##### Recorded data #####

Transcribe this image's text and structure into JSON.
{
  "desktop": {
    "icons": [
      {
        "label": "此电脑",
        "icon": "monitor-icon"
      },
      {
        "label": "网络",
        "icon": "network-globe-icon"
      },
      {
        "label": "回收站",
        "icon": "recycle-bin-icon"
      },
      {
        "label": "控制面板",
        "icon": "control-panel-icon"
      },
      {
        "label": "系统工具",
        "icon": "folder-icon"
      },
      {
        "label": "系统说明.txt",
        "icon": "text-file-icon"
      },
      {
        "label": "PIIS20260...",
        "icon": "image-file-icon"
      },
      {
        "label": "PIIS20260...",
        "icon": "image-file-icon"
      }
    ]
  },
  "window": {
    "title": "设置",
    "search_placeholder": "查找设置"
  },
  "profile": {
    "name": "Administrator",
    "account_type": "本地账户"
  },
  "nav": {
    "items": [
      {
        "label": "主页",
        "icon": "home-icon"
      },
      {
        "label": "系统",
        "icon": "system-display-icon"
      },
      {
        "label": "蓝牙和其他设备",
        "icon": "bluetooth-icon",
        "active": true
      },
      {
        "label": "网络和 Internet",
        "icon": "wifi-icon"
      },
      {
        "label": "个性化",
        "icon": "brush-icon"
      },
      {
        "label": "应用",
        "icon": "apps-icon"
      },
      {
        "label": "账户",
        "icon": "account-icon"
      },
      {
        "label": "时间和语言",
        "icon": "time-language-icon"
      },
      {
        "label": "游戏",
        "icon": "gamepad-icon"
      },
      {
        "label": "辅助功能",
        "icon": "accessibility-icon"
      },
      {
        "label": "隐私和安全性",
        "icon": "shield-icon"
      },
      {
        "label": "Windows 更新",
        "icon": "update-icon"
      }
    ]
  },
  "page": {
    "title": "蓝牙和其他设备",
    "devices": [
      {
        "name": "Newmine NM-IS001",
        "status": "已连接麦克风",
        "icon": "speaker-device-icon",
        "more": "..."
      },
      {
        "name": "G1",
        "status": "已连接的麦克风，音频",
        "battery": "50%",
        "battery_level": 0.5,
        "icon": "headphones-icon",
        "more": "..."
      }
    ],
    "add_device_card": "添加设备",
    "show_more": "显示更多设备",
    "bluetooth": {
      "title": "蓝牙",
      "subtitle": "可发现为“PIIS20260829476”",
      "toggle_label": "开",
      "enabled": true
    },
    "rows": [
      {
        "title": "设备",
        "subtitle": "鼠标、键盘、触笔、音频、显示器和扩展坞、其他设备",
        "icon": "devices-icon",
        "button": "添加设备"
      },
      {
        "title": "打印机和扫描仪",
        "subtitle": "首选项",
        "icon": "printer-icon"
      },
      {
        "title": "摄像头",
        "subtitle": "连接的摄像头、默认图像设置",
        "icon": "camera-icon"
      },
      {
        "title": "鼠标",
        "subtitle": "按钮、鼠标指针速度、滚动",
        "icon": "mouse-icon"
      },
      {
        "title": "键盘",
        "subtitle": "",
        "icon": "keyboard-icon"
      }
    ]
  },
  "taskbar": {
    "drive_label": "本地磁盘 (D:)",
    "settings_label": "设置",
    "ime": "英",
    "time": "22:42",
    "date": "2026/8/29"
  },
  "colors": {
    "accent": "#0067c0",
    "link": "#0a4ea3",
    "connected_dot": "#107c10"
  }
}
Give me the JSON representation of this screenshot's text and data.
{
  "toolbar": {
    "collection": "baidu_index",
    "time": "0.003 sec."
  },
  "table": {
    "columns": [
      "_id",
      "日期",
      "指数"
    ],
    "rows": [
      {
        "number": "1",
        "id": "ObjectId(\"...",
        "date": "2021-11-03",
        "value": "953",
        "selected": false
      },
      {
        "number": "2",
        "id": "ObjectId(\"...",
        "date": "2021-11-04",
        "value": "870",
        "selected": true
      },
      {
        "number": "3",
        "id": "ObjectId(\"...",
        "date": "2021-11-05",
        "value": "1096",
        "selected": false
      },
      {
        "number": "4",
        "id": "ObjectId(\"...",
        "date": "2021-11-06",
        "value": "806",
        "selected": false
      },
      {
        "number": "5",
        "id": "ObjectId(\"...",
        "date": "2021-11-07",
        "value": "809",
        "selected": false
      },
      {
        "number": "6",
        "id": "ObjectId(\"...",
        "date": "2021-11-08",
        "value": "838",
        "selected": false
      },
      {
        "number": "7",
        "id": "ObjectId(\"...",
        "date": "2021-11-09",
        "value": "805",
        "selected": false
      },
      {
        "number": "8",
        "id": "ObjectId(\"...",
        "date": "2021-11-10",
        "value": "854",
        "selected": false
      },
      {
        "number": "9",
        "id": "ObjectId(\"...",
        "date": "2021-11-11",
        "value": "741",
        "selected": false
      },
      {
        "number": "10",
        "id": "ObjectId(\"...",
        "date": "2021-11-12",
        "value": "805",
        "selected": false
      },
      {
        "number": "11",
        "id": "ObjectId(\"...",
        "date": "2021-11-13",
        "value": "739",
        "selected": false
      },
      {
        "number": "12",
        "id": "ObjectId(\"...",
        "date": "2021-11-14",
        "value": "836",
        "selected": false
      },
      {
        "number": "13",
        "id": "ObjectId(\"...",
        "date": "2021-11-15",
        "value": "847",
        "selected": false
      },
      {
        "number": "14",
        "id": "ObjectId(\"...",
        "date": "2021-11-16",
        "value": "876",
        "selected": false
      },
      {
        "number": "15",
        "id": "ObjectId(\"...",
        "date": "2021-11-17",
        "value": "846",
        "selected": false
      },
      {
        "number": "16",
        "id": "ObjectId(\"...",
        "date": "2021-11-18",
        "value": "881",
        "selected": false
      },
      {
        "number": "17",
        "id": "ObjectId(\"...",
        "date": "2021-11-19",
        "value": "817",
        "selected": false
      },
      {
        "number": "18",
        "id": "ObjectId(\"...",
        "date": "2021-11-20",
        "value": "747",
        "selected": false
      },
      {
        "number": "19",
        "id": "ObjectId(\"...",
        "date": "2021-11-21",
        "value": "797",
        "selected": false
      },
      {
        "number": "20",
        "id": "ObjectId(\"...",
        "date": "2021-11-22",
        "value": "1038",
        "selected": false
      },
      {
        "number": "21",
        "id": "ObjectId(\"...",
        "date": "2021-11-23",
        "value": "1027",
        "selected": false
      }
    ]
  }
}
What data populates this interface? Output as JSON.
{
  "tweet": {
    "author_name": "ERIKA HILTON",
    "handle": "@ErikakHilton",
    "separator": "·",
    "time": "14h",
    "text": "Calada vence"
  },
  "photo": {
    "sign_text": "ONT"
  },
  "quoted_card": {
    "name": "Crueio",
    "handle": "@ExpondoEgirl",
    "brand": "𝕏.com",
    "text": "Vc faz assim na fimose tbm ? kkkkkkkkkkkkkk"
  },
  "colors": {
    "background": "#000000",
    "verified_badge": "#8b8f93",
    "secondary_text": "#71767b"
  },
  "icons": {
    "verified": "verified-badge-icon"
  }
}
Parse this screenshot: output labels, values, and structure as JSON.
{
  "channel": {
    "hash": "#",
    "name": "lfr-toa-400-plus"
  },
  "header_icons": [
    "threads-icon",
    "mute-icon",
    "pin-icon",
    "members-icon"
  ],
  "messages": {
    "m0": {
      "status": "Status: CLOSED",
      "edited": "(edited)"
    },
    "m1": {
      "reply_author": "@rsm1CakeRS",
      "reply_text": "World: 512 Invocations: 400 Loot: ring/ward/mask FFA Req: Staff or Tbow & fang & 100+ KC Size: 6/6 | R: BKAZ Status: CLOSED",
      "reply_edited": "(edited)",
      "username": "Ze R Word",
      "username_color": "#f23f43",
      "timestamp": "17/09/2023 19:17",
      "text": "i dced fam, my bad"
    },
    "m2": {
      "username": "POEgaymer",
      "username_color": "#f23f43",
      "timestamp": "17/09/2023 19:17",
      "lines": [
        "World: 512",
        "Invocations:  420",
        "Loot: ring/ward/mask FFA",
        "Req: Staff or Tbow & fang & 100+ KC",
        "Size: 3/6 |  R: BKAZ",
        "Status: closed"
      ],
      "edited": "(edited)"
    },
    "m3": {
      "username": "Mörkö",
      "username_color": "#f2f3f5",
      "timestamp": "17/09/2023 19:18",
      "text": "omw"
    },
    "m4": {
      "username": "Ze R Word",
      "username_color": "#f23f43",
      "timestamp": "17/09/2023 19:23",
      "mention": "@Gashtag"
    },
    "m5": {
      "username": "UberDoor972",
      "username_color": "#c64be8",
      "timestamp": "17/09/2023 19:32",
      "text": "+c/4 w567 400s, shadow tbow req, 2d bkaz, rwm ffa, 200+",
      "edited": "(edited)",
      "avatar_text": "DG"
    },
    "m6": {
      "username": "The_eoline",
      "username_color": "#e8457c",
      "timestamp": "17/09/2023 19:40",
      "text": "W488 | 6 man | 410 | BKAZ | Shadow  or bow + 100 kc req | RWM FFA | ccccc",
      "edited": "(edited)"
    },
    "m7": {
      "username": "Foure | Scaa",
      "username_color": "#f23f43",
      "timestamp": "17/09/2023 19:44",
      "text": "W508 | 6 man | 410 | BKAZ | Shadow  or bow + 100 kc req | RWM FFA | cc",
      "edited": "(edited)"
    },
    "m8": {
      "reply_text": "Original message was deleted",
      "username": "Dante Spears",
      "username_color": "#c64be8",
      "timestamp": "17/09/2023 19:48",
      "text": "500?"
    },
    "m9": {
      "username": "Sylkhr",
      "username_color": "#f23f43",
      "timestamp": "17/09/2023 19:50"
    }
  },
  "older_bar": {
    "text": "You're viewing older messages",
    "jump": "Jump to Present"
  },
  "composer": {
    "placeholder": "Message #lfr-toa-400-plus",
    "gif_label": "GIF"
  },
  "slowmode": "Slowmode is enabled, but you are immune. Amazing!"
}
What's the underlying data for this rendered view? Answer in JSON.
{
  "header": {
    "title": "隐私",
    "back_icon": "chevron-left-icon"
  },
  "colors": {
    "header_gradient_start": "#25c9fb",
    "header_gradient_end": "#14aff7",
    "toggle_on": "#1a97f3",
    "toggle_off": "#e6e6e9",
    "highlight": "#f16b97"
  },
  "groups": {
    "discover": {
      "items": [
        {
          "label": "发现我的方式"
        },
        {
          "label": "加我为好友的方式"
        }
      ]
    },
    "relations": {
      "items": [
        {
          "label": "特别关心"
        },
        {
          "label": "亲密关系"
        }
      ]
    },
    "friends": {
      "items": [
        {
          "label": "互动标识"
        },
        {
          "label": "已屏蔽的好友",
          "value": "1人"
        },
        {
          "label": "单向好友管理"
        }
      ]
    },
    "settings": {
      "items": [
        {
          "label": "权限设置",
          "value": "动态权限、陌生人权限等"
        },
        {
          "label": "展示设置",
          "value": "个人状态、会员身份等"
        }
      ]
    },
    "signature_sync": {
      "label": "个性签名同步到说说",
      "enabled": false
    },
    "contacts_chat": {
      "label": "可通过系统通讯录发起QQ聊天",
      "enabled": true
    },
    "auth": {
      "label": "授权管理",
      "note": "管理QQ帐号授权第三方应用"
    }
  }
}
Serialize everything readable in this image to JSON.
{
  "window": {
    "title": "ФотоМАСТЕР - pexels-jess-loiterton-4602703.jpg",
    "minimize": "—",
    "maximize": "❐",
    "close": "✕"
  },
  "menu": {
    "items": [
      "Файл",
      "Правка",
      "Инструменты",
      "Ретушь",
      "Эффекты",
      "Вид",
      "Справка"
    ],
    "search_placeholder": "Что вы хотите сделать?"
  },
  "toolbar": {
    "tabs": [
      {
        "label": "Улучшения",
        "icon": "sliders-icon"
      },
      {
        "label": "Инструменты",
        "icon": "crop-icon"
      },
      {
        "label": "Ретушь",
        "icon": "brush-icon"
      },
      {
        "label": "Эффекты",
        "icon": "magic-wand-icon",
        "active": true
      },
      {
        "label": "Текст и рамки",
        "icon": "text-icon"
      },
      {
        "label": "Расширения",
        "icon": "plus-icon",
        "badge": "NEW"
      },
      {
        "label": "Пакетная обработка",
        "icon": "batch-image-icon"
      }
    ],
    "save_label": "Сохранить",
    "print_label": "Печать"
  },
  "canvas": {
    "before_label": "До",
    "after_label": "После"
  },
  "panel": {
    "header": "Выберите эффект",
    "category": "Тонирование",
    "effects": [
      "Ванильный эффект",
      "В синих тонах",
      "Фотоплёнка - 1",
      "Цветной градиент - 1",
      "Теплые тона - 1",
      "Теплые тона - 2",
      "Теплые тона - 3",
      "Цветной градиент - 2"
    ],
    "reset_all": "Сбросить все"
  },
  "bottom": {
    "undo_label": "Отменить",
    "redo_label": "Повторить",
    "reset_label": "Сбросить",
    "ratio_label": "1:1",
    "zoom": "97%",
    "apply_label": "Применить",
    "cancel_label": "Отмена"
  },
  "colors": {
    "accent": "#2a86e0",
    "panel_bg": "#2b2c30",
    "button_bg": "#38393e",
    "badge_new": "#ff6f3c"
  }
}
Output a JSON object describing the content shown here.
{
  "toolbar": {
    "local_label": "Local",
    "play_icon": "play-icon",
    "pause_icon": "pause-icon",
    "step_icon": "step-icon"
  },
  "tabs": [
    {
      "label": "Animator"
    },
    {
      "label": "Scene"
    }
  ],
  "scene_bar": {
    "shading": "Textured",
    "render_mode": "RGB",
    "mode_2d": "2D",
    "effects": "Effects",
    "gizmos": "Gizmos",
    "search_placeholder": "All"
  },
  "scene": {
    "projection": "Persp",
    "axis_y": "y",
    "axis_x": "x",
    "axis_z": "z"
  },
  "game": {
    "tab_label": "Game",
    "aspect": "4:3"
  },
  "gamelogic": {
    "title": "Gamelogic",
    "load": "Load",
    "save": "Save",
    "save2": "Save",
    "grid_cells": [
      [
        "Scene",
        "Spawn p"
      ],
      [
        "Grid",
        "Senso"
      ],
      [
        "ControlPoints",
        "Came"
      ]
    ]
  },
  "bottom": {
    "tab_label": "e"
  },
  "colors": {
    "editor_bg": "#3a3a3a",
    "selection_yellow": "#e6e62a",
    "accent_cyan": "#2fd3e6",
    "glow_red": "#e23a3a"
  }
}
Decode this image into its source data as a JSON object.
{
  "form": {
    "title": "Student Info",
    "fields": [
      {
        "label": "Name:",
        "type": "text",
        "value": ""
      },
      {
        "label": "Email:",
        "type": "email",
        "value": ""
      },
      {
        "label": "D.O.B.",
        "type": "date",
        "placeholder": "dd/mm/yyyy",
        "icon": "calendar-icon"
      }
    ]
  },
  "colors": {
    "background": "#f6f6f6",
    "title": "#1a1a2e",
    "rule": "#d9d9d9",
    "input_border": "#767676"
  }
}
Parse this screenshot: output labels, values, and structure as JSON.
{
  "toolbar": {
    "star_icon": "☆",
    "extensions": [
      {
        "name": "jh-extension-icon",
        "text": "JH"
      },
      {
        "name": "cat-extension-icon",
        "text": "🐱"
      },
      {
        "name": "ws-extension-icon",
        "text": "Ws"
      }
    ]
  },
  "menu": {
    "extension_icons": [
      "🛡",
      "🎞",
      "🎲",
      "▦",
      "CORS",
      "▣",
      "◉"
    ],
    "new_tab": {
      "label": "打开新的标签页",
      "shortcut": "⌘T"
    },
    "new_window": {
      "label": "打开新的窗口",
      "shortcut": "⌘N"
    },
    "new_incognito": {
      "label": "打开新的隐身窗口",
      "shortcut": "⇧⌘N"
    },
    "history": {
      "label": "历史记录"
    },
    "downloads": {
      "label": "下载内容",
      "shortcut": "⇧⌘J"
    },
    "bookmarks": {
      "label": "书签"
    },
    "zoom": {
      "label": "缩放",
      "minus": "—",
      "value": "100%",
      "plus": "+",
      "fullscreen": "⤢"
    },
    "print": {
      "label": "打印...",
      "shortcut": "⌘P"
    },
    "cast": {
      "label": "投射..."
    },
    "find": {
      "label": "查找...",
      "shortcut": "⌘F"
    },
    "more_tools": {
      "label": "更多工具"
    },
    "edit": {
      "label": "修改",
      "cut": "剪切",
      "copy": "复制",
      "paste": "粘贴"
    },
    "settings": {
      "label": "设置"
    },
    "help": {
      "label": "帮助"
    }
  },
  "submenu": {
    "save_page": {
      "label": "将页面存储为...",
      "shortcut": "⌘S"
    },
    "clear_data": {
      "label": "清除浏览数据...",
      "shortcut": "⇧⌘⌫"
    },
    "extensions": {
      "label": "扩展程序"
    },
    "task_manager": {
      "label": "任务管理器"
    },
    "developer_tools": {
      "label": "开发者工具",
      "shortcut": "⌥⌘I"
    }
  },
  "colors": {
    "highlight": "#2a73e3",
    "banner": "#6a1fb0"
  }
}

#####

> **Requirement**: Search the entries for "subtitle" and copy out each line that has it.

> **Full answer**:
      "subtitle": "可发现为“PIIS20260829476”",
        "subtitle": "鼠标、键盘、触笔、音频、显示器和扩展坞、其他设备",
        "subtitle": "首选项",
        "subtitle": "连接的摄像头、默认图像设置",
        "subtitle": "按钮、鼠标指针速度、滚动",
        "subtitle": "",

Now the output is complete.